What the task asks:
Copy every line with the string "type" in it.

Data for this exercise:
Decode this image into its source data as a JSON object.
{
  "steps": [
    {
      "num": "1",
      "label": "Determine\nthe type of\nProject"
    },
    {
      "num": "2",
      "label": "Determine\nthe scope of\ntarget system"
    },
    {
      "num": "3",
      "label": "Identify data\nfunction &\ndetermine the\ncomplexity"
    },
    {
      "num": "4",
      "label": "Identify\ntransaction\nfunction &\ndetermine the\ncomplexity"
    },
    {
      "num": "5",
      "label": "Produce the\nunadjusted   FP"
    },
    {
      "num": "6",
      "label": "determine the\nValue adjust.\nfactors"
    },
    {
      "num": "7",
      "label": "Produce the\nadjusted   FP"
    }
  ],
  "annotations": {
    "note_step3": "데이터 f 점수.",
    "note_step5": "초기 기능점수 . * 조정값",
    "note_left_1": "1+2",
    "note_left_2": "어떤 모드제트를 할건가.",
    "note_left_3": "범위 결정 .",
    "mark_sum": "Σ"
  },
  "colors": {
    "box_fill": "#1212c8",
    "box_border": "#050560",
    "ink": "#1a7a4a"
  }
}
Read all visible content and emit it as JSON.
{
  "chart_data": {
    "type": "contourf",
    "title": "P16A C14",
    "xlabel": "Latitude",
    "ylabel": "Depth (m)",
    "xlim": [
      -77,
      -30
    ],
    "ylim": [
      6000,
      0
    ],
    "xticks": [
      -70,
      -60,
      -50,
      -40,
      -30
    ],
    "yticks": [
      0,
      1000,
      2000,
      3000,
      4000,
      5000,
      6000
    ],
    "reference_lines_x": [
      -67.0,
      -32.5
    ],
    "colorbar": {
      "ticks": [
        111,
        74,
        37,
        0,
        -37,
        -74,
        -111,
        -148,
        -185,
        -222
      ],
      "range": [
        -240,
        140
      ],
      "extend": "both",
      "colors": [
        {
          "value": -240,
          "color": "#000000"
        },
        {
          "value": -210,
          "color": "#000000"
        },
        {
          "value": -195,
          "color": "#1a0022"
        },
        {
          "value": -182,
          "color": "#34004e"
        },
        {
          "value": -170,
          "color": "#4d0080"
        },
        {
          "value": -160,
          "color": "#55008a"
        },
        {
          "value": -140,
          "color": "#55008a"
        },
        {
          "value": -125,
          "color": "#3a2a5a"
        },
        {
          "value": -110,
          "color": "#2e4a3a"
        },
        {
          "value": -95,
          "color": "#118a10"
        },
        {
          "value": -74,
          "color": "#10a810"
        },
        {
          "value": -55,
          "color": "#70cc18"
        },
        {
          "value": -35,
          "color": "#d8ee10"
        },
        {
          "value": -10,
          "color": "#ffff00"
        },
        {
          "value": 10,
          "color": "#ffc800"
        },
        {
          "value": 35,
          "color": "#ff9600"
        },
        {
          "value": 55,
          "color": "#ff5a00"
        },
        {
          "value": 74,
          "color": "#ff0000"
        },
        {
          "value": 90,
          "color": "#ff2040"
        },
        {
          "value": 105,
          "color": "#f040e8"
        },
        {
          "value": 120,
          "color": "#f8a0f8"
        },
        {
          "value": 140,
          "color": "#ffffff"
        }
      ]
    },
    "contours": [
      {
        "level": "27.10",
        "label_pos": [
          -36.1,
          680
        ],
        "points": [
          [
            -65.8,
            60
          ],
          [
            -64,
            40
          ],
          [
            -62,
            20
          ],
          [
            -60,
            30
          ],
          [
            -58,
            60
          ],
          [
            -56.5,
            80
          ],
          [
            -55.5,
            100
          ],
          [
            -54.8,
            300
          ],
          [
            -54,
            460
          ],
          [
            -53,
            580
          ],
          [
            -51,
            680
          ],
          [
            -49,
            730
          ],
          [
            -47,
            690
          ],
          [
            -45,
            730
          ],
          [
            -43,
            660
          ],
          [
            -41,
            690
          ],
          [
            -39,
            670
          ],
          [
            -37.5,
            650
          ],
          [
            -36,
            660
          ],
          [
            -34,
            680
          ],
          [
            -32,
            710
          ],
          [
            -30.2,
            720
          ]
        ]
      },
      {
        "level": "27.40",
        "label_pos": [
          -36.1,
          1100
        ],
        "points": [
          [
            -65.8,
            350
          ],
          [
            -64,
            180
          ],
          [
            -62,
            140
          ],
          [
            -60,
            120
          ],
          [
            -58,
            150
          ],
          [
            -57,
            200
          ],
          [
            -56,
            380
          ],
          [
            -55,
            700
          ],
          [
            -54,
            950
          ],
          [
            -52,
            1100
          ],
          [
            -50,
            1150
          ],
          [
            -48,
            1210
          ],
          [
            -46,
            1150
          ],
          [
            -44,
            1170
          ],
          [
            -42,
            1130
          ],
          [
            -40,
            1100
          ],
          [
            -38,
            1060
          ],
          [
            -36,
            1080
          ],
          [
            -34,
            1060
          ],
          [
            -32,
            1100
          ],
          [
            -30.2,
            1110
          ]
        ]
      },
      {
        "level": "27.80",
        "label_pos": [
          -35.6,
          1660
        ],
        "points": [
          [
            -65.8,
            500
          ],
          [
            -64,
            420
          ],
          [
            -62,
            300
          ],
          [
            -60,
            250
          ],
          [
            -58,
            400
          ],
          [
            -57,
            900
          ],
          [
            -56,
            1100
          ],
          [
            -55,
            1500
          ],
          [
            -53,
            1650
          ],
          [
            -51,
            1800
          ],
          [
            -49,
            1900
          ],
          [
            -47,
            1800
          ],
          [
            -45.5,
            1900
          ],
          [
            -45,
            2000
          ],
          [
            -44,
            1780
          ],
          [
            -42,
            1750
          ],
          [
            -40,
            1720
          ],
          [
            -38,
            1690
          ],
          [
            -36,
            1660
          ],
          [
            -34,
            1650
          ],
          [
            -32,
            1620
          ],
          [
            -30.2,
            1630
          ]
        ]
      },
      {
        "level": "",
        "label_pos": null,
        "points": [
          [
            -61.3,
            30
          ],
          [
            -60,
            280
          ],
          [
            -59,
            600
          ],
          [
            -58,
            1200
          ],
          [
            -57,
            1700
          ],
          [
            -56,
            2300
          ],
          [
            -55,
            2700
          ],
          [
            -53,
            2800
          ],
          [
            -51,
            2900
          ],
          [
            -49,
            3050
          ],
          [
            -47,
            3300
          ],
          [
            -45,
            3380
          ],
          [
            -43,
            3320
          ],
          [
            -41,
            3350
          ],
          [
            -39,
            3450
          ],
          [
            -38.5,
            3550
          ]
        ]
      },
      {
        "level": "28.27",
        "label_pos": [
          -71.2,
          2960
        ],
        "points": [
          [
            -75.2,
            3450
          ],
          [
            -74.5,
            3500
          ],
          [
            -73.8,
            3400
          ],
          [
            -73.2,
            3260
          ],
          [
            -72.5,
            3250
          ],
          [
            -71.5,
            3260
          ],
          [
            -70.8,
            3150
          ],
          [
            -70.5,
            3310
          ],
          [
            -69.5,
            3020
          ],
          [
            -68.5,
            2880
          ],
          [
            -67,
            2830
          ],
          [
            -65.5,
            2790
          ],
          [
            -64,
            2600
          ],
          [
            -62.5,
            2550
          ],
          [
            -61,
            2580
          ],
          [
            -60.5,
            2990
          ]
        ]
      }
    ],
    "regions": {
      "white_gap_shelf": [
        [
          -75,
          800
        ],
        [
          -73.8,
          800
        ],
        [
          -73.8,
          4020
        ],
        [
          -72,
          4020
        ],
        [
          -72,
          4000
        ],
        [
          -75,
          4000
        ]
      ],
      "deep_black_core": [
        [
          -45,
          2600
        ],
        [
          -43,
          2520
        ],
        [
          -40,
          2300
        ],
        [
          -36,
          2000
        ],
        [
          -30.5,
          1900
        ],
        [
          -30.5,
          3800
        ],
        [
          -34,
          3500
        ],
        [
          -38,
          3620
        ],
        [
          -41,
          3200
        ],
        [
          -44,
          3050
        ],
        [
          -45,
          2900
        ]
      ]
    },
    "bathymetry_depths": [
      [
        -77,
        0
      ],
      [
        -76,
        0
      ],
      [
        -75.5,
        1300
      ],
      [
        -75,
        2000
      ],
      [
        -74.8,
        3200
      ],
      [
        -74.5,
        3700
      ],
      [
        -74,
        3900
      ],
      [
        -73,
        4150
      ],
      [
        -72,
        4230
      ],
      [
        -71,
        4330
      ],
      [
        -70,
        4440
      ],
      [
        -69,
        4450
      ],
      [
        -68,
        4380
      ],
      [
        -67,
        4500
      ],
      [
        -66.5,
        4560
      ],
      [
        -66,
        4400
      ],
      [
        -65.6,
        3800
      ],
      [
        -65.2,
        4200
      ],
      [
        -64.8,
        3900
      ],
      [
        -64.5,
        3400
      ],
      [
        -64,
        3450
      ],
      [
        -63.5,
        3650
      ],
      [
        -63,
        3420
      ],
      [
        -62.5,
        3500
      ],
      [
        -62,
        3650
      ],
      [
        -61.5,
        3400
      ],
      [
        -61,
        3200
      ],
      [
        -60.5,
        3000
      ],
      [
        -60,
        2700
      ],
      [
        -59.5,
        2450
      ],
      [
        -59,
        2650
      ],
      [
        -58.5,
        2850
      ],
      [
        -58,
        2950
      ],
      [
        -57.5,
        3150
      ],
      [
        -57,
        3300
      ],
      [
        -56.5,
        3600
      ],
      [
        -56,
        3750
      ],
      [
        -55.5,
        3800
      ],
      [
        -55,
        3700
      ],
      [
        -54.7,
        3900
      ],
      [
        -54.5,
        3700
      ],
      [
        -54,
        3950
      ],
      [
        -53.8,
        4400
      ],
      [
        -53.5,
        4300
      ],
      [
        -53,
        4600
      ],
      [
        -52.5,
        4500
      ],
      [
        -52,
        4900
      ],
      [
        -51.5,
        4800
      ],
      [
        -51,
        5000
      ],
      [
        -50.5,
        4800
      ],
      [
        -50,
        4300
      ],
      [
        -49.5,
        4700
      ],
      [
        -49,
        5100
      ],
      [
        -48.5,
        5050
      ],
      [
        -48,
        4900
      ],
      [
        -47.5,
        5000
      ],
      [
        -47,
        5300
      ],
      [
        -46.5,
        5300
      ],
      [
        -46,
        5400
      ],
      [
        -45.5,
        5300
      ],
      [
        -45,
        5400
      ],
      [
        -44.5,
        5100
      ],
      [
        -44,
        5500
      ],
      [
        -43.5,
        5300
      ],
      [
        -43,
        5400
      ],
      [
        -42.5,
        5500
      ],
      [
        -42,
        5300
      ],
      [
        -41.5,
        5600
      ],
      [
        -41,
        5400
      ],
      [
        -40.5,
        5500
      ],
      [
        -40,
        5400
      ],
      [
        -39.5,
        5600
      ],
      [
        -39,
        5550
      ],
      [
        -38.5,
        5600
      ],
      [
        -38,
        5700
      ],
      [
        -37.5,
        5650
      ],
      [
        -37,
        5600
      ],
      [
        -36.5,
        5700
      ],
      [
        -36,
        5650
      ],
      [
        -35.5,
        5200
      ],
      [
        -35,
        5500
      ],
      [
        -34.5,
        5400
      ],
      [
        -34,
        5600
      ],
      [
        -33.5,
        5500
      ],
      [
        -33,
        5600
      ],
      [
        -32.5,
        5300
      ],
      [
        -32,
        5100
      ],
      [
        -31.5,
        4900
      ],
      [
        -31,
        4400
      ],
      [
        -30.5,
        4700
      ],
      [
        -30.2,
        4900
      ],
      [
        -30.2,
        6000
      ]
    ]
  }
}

Final answer:
      "label": "Determine\nthe type of\nProject"
    "type": "contourf",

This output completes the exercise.